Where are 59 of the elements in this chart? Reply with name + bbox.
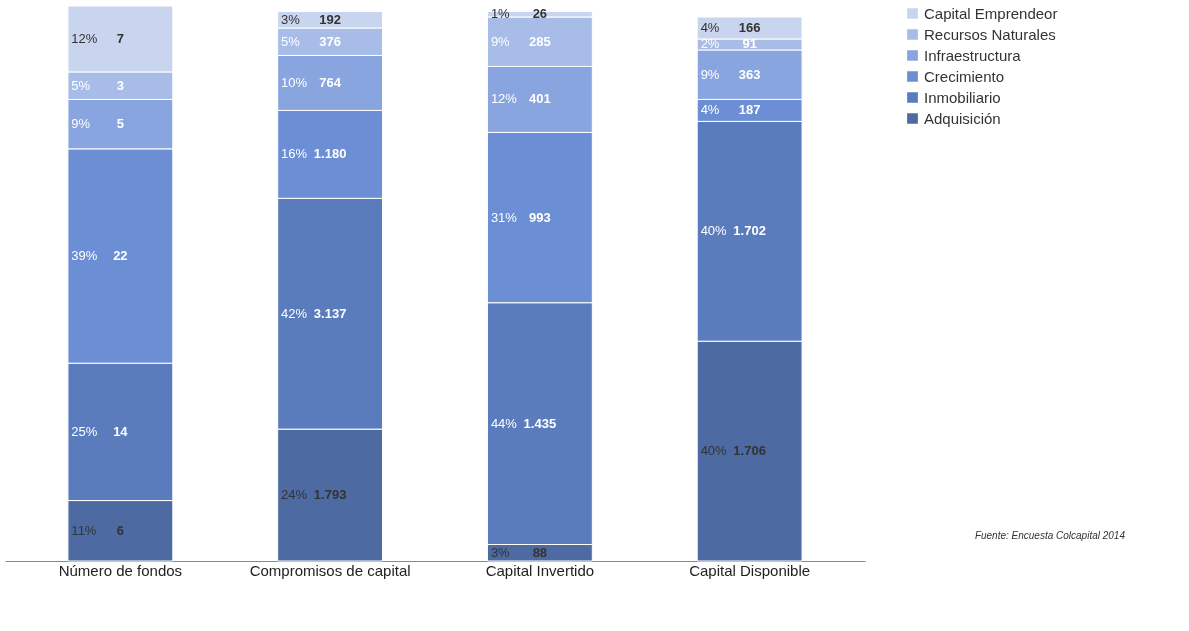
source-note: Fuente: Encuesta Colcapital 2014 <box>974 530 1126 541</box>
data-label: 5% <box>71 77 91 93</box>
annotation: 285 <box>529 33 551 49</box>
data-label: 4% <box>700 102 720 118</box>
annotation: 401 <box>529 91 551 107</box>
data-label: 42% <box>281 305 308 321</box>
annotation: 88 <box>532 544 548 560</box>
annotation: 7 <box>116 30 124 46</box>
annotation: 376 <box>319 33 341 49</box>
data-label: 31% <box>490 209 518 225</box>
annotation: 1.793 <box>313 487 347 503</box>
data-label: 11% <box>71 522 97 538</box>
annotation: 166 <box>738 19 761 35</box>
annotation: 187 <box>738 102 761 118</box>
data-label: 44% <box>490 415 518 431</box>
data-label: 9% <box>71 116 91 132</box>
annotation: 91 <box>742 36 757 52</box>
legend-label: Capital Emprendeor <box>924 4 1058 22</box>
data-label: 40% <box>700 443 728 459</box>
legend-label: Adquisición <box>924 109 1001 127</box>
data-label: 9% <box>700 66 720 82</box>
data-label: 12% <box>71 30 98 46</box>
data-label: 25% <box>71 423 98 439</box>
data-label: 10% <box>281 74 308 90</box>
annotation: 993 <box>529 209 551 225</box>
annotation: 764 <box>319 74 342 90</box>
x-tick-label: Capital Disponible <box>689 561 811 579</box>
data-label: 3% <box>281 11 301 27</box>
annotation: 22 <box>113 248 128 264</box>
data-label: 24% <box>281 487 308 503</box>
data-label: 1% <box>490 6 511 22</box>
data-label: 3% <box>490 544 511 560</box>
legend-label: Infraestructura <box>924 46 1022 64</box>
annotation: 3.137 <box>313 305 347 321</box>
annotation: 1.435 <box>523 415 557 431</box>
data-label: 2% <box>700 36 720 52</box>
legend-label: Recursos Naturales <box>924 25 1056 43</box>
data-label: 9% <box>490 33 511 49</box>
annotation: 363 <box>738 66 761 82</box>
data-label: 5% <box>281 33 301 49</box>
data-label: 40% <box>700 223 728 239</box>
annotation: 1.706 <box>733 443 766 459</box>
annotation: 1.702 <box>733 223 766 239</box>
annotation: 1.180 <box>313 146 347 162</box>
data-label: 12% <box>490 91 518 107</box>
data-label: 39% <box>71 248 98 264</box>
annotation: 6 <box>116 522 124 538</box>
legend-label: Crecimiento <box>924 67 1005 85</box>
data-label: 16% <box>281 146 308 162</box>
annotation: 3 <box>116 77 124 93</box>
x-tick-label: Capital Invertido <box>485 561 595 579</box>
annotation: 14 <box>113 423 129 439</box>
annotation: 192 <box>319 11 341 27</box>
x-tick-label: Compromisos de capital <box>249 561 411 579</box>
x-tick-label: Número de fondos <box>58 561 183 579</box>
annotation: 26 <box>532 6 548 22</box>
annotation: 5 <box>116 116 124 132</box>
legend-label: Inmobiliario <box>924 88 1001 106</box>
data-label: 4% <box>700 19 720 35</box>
--
- [Problem]: Recast the rows above as a numbered list, skipping any blank lines and leaving out the pictures.

- [Solution to this exercise]:
1. Where are 59 of the elements in this chart? Reply with name + bbox.
2. source-note: Fuente: Encuesta Colcapital 2014 <box>974 530 1126 541</box>
3. data-label: 5% <box>71 77 91 93</box>
4. annotation: 285 <box>529 33 551 49</box>
5. data-label: 4% <box>700 102 720 118</box>
6. annotation: 401 <box>529 91 551 107</box>
7. data-label: 42% <box>281 305 308 321</box>
8. annotation: 88 <box>532 544 548 560</box>
9. annotation: 7 <box>116 30 124 46</box>
10. annotation: 376 <box>319 33 341 49</box>
11. data-label: 31% <box>490 209 518 225</box>
12. annotation: 1.793 <box>313 487 347 503</box>
13. data-label: 11% <box>71 522 97 538</box>
14. annotation: 166 <box>738 19 761 35</box>
15. annotation: 187 <box>738 102 761 118</box>
16. data-label: 44% <box>490 415 518 431</box>
17. data-label: 9% <box>71 116 91 132</box>
18. annotation: 91 <box>742 36 757 52</box>
19. legend-label: Capital Emprendeor <box>924 4 1058 22</box>
20. data-label: 40% <box>700 443 728 459</box>
21. legend-label: Adquisición <box>924 109 1001 127</box>
22. data-label: 9% <box>700 66 720 82</box>
23. data-label: 12% <box>71 30 98 46</box>
24. data-label: 25% <box>71 423 98 439</box>
25. data-label: 10% <box>281 74 308 90</box>
26. annotation: 993 <box>529 209 551 225</box>
27. annotation: 764 <box>319 74 342 90</box>
28. x-tick-label: Capital Disponible <box>689 561 811 579</box>
29. data-label: 3% <box>281 11 301 27</box>
30. annotation: 22 <box>113 248 128 264</box>
31. data-label: 24% <box>281 487 308 503</box>
32. data-label: 1% <box>490 6 511 22</box>
33. data-label: 3% <box>490 544 511 560</box>
34. legend-label: Infraestructura <box>924 46 1022 64</box>
35. annotation: 3.137 <box>313 305 347 321</box>
36. annotation: 1.435 <box>523 415 557 431</box>
37. data-label: 2% <box>700 36 720 52</box>
38. legend-label: Recursos Naturales <box>924 25 1056 43</box>
39. data-label: 9% <box>490 33 511 49</box>
40. annotation: 363 <box>738 66 761 82</box>
41. data-label: 5% <box>281 33 301 49</box>
42. data-label: 40% <box>700 223 728 239</box>
43. annotation: 1.706 <box>733 443 766 459</box>
44. annotation: 1.702 <box>733 223 766 239</box>
45. annotation: 1.180 <box>313 146 347 162</box>
46. data-label: 12% <box>490 91 518 107</box>
47. data-label: 39% <box>71 248 98 264</box>
48. annotation: 6 <box>116 522 124 538</box>
49. legend-label: Crecimiento <box>924 67 1005 85</box>
50. data-label: 16% <box>281 146 308 162</box>
51. annotation: 3 <box>116 77 124 93</box>
52. x-tick-label: Capital Invertido <box>485 561 595 579</box>
53. annotation: 14 <box>113 423 129 439</box>
54. annotation: 192 <box>319 11 341 27</box>
55. x-tick-label: Compromisos de capital <box>249 561 411 579</box>
56. x-tick-label: Número de fondos <box>58 561 183 579</box>
57. annotation: 26 <box>532 6 548 22</box>
58. annotation: 5 <box>116 116 124 132</box>
59. legend-label: Inmobiliario <box>924 88 1001 106</box>
60. data-label: 4% <box>700 19 720 35</box>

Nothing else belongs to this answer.